··· RECORDS TO PROCESS

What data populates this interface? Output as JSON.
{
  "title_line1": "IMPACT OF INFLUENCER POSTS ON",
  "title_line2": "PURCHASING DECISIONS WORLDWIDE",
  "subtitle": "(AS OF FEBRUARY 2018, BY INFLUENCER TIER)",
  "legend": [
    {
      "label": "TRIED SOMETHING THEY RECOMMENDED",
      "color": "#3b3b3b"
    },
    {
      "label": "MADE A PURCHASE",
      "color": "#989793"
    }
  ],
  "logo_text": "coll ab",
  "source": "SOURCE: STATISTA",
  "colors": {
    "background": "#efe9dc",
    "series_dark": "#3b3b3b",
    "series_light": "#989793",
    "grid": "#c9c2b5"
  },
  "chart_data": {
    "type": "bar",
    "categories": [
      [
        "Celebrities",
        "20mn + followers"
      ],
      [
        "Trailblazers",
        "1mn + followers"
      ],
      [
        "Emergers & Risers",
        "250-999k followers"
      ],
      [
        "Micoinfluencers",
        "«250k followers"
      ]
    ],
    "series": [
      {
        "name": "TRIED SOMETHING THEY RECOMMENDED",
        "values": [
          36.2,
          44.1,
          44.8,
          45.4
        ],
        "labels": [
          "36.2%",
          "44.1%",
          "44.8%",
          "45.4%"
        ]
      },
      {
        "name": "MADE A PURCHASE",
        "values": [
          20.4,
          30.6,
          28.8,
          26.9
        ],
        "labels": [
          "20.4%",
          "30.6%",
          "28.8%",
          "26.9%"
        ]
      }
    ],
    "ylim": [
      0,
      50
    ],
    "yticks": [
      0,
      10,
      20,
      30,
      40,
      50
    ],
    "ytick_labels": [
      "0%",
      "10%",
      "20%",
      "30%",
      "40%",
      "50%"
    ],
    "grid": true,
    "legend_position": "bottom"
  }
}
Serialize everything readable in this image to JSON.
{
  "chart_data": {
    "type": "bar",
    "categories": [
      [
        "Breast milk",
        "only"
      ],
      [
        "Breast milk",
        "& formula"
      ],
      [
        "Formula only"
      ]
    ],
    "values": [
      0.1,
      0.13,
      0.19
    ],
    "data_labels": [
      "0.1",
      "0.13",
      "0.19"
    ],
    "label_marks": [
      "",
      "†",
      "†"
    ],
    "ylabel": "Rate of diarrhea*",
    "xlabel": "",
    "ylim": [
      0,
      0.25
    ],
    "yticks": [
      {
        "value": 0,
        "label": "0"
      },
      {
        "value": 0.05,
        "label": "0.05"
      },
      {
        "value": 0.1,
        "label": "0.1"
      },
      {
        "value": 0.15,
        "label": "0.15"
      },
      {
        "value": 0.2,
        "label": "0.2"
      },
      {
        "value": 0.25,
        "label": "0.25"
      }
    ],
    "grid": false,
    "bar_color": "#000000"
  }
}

······

● WORK INSTRUCTIONS:
Repeat every line of the material exactly as given.

● CORRECT ANSWER:
What data populates this interface? Output as JSON.
{
  "title_line1": "IMPACT OF INFLUENCER POSTS ON",
  "title_line2": "PURCHASING DECISIONS WORLDWIDE",
  "subtitle": "(AS OF FEBRUARY 2018, BY INFLUENCER TIER)",
  "legend": [
    {
      "label": "TRIED SOMETHING THEY RECOMMENDED",
      "color": "#3b3b3b"
    },
    {
      "label": "MADE A PURCHASE",
      "color": "#989793"
    }
  ],
  "logo_text": "coll ab",
  "source": "SOURCE: STATISTA",
  "colors": {
    "background": "#efe9dc",
    "series_dark": "#3b3b3b",
    "series_light": "#989793",
    "grid": "#c9c2b5"
  },
  "chart_data": {
    "type": "bar",
    "categories": [
      [
        "Celebrities",
        "20mn + followers"
      ],
      [
        "Trailblazers",
        "1mn + followers"
      ],
      [
        "Emergers & Risers",
        "250-999k followers"
      ],
      [
        "Micoinfluencers",
        "«250k followers"
      ]
    ],
    "series": [
      {
        "name": "TRIED SOMETHING THEY RECOMMENDED",
        "values": [
          36.2,
          44.1,
          44.8,
          45.4
        ],
        "labels": [
          "36.2%",
          "44.1%",
          "44.8%",
          "45.4%"
        ]
      },
      {
        "name": "MADE A PURCHASE",
        "values": [
          20.4,
          30.6,
          28.8,
          26.9
        ],
        "labels": [
          "20.4%",
          "30.6%",
          "28.8%",
          "26.9%"
        ]
      }
    ],
    "ylim": [
      0,
      50
    ],
    "yticks": [
      0,
      10,
      20,
      30,
      40,
      50
    ],
    "ytick_labels": [
      "0%",
      "10%",
      "20%",
      "30%",
      "40%",
      "50%"
    ],
    "grid": true,
    "legend_position": "bottom"
  }
}
Serialize everything readable in this image to JSON.
{
  "chart_data": {
    "type": "bar",
    "categories": [
      [
        "Breast milk",
        "only"
      ],
      [
        "Breast milk",
        "& formula"
      ],
      [
        "Formula only"
      ]
    ],
    "values": [
      0.1,
      0.13,
      0.19
    ],
    "data_labels": [
      "0.1",
      "0.13",
      "0.19"
    ],
    "label_marks": [
      "",
      "†",
      "†"
    ],
    "ylabel": "Rate of diarrhea*",
    "xlabel": "",
    "ylim": [
      0,
      0.25
    ],
    "yticks": [
      {
        "value": 0,
        "label": "0"
      },
      {
        "value": 0.05,
        "label": "0.05"
      },
      {
        "value": 0.1,
        "label": "0.1"
      },
      {
        "value": 0.15,
        "label": "0.15"
      },
      {
        "value": 0.2,
        "label": "0.2"
      },
      {
        "value": 0.25,
        "label": "0.25"
      }
    ],
    "grid": false,
    "bar_color": "#000000"
  }
}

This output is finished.